The exercise. Exact reproduction is required for all entries.

- - - - -

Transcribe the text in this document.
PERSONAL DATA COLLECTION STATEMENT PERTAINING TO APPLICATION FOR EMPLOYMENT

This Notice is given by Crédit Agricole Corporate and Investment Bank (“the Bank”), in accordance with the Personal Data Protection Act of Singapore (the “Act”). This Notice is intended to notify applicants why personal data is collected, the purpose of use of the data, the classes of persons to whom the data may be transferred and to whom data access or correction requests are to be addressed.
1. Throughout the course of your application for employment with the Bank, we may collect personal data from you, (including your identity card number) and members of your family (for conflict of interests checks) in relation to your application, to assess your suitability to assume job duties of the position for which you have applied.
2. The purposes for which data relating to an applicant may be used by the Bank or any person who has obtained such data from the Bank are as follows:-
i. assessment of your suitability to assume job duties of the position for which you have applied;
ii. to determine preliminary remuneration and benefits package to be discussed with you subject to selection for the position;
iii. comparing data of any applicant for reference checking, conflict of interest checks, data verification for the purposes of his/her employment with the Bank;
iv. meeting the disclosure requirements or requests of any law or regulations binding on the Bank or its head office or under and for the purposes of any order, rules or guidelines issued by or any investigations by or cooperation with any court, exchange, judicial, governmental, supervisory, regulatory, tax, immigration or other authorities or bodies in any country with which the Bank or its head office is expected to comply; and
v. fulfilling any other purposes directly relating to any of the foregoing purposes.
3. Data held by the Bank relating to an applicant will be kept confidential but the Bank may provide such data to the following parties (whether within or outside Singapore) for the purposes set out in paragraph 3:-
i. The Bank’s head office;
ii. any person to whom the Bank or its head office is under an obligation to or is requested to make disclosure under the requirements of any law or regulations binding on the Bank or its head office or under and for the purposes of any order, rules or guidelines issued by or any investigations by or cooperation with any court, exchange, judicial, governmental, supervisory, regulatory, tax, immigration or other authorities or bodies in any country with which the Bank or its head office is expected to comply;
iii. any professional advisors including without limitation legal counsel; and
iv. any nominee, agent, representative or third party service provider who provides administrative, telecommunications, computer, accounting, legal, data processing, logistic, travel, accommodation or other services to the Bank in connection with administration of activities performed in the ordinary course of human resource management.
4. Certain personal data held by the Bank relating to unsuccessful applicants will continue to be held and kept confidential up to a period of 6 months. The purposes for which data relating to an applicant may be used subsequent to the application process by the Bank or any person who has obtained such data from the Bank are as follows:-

- - - - -

The reply.
Transcribe the text in this document.
PERSONAL DATA COLLECTION STATEMENT PERTAINING TO APPLICATION FOR EMPLOYMENT

This Notice is given by Crédit Agricole Corporate and Investment Bank (“the Bank”), in accordance with the Personal Data Protection Act of Singapore (the “Act”). This Notice is intended to notify applicants why personal data is collected, the purpose of use of the data, the classes of persons to whom the data may be transferred and to whom data access or correction requests are to be addressed.
1. Throughout the course of your application for employment with the Bank, we may collect personal data from you, (including your identity card number) and members of your family (for conflict of interests checks) in relation to your application, to assess your suitability to assume job duties of the position for which you have applied.
2. The purposes for which data relating to an applicant may be used by the Bank or any person who has obtained such data from the Bank are as follows:-
i. assessment of your suitability to assume job duties of the position for which you have applied;
ii. to determine preliminary remuneration and benefits package to be discussed with you subject to selection for the position;
iii. comparing data of any applicant for reference checking, conflict of interest checks, data verification for the purposes of his/her employment with the Bank;
iv. meeting the disclosure requirements or requests of any law or regulations binding on the Bank or its head office or under and for the purposes of any order, rules or guidelines issued by or any investigations by or cooperation with any court, exchange, judicial, governmental, supervisory, regulatory, tax, immigration or other authorities or bodies in any country with which the Bank or its head office is expected to comply; and
v. fulfilling any other purposes directly relating to any of the foregoing purposes.
3. Data held by the Bank relating to an applicant will be kept confidential but the Bank may provide such data to the following parties (whether within or outside Singapore) for the purposes set out in paragraph 3:-
i. The Bank’s head office;
ii. any person to whom the Bank or its head office is under an obligation to or is requested to make disclosure under the requirements of any law or regulations binding on the Bank or its head office or under and for the purposes of any order, rules or guidelines issued by or any investigations by or cooperation with any court, exchange, judicial, governmental, supervisory, regulatory, tax, immigration or other authorities or bodies in any country with which the Bank or its head office is expected to comply;
iii. any professional advisors including without limitation legal counsel; and
iv. any nominee, agent, representative or third party service provider who provides administrative, telecommunications, computer, accounting, legal, data processing, logistic, travel, accommodation or other services to the Bank in connection with administration of activities performed in the ordinary course of human resource management.
4. Certain personal data held by the Bank relating to unsuccessful applicants will continue to be held and kept confidential up to a period of 6 months. The purposes for which data relating to an applicant may be used subsequent to the application process by the Bank or any person who has obtained such data from the Bank are as follows:-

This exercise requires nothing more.